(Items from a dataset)

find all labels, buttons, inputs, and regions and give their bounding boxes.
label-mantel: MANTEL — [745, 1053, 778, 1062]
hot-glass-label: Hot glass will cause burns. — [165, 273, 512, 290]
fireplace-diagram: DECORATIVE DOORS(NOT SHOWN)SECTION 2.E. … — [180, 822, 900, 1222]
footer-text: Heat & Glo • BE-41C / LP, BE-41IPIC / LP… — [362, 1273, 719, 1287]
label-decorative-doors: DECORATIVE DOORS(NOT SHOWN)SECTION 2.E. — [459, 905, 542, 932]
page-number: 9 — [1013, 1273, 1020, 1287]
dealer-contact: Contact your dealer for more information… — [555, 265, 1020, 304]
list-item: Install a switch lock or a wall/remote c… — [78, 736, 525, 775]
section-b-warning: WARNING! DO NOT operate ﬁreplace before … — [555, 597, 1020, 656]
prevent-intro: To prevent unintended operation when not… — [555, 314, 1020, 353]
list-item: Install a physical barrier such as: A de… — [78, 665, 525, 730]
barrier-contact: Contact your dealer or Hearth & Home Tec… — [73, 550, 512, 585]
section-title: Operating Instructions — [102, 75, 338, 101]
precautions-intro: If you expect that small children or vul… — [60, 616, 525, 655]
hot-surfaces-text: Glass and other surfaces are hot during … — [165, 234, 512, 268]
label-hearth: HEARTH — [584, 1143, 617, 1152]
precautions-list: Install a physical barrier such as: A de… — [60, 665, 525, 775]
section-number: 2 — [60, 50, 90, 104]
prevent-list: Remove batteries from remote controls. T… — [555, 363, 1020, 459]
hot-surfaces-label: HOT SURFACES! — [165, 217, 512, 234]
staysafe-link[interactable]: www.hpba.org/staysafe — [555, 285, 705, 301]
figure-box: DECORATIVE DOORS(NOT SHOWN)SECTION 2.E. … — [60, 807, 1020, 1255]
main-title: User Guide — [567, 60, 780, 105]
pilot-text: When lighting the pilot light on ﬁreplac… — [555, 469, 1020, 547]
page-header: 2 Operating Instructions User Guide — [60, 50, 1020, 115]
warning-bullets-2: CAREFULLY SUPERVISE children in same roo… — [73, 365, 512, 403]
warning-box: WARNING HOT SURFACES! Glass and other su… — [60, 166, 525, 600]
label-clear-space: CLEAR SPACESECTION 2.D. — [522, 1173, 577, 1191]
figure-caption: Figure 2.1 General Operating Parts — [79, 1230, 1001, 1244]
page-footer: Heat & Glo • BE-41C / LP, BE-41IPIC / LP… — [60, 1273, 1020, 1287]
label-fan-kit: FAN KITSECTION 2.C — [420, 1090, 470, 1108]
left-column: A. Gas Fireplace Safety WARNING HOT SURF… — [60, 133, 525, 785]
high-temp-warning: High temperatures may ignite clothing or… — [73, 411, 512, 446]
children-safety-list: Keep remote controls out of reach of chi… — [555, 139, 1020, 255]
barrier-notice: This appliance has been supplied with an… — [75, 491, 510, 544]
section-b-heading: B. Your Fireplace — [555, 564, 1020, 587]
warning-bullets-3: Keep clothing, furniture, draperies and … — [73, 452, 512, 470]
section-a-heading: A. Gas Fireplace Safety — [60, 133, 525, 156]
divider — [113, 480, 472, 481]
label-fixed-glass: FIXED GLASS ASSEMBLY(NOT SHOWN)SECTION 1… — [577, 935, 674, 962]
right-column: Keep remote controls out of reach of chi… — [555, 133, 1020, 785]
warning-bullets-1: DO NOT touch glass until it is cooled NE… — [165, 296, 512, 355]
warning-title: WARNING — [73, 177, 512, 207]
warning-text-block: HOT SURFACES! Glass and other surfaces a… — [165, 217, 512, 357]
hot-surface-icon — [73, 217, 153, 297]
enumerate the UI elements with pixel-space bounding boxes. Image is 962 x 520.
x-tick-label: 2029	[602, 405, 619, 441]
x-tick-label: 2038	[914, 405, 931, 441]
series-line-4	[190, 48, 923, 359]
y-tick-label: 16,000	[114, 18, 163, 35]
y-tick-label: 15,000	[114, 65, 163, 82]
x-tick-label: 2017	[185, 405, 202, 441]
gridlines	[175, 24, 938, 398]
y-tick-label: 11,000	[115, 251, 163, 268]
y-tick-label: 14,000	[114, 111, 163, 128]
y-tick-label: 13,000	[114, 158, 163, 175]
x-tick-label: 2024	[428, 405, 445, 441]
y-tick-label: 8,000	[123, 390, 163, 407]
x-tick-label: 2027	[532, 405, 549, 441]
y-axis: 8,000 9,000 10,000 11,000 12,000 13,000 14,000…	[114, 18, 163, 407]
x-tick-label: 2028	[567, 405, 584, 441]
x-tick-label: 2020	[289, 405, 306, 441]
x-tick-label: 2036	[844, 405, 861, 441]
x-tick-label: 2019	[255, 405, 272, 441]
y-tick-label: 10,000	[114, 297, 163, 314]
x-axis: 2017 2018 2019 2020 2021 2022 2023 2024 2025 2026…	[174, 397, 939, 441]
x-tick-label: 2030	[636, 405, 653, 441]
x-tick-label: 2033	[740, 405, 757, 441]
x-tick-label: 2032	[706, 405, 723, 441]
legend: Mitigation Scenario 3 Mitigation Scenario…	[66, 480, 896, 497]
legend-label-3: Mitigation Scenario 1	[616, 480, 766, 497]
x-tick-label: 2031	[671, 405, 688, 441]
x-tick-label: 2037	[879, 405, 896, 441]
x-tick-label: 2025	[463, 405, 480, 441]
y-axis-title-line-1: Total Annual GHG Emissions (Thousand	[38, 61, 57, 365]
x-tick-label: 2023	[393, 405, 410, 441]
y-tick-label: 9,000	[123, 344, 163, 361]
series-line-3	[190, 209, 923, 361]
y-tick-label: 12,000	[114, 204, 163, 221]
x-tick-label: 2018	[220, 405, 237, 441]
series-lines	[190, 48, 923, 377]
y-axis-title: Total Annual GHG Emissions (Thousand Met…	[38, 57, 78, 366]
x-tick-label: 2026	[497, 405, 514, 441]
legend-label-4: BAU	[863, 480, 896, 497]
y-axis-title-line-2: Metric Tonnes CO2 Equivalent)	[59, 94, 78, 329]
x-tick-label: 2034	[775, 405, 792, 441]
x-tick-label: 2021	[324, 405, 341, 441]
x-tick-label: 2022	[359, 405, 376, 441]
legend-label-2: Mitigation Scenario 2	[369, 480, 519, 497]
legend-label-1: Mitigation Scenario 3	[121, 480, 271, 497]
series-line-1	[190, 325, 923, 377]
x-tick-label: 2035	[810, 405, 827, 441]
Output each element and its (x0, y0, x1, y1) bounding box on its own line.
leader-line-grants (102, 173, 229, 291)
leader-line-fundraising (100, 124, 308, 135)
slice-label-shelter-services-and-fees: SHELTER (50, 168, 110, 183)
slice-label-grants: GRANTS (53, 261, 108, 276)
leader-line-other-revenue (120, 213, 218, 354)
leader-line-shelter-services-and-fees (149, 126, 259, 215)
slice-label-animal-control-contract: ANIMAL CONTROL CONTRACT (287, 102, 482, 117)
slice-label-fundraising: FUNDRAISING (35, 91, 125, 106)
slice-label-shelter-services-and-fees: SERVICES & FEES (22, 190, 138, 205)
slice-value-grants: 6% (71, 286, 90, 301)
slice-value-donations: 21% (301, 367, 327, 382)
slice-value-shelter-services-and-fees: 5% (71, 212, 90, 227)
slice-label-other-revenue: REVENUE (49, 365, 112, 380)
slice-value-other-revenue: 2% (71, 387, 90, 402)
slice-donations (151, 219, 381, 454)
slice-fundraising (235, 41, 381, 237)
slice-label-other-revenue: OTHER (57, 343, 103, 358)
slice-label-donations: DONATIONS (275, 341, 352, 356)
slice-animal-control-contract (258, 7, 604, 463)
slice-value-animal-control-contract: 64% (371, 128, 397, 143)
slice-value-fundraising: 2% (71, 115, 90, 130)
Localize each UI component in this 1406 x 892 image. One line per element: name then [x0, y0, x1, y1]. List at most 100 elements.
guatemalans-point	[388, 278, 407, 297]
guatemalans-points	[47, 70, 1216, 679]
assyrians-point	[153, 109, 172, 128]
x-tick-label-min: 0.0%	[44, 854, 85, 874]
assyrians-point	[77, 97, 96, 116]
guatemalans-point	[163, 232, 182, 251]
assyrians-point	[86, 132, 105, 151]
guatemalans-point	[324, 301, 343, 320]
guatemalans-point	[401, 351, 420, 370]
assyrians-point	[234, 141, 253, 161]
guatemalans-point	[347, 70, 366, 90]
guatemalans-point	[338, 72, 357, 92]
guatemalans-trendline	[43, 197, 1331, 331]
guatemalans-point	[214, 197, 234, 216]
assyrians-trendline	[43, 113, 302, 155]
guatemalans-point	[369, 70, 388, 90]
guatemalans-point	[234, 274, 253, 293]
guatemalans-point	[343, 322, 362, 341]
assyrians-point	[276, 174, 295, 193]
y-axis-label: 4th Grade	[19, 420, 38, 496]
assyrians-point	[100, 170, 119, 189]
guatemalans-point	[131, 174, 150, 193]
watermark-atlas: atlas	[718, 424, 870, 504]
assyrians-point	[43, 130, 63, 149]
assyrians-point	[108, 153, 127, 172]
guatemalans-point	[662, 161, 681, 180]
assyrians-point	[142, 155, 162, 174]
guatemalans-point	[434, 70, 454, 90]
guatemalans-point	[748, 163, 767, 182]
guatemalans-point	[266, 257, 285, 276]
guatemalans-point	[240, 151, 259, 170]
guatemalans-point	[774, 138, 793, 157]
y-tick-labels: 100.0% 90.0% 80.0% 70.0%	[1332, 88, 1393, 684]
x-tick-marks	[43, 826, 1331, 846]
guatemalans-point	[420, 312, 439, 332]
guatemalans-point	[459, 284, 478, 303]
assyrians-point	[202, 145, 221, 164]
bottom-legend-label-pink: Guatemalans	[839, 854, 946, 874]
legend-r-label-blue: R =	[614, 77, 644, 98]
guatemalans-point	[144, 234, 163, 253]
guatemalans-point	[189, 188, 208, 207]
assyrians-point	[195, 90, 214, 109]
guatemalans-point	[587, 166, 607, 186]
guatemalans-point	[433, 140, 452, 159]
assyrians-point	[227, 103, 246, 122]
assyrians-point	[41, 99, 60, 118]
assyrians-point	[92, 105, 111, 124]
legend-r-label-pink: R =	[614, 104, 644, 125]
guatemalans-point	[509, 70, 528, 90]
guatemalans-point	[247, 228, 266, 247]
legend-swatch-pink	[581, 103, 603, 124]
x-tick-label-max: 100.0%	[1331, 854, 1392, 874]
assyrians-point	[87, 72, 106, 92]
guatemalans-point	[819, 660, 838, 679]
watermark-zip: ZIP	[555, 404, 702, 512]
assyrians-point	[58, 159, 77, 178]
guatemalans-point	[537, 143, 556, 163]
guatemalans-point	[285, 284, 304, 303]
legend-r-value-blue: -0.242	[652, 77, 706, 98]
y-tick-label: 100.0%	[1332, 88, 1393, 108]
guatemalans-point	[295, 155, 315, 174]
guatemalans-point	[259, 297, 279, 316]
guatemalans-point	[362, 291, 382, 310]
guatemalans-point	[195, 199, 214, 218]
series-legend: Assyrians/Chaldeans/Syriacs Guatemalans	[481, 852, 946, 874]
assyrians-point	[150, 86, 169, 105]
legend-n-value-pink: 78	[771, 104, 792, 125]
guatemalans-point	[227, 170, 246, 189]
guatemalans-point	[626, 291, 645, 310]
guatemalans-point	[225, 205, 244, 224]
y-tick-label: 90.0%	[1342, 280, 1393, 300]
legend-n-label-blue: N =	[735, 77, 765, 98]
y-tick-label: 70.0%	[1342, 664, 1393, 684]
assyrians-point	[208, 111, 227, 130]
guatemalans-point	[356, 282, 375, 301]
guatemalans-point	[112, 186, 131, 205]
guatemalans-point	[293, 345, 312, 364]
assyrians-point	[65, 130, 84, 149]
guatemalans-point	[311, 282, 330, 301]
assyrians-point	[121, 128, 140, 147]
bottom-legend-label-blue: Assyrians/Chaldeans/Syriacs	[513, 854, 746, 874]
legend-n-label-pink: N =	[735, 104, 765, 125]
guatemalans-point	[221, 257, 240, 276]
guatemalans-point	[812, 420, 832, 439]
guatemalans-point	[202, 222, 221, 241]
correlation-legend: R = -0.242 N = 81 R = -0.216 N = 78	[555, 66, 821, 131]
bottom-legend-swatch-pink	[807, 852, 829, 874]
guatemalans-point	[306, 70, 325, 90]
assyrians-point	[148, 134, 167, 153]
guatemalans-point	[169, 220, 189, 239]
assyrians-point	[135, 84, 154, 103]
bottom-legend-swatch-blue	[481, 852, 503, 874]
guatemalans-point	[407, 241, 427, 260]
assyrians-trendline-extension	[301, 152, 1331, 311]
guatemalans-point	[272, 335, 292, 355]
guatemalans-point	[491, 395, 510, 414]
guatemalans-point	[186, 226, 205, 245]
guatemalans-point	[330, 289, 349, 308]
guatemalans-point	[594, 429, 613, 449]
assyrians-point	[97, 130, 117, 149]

Brief: Update the rows starting at the beginning of the rows and ending at the line that contains "section-b-warning: WARNING! DO", replacing "dealer" with "retailer" and leaving everything else unchanged. Give only those lines.

Solution for this exercise:
find all labels, buttons, inputs, and regions and give their bounding boxes.
label-mantel: MANTEL — [745, 1053, 778, 1062]
hot-glass-label: Hot glass will cause burns. — [165, 273, 512, 290]
fireplace-diagram: DECORATIVE DOORS(NOT SHOWN)SECTION 2.E. … — [180, 822, 900, 1222]
footer-text: Heat & Glo • BE-41C / LP, BE-41IPIC / LP… — [362, 1273, 719, 1287]
label-decorative-doors: DECORATIVE DOORS(NOT SHOWN)SECTION 2.E. — [459, 905, 542, 932]
page-number: 9 — [1013, 1273, 1020, 1287]
retailer-contact: Contact your retailer for more information… — [555, 265, 1020, 304]
list-item: Install a switch lock or a wall/remote c… — [78, 736, 525, 775]
section-b-warning: WARNING! DO NOT operate ﬁreplace before … — [555, 597, 1020, 656]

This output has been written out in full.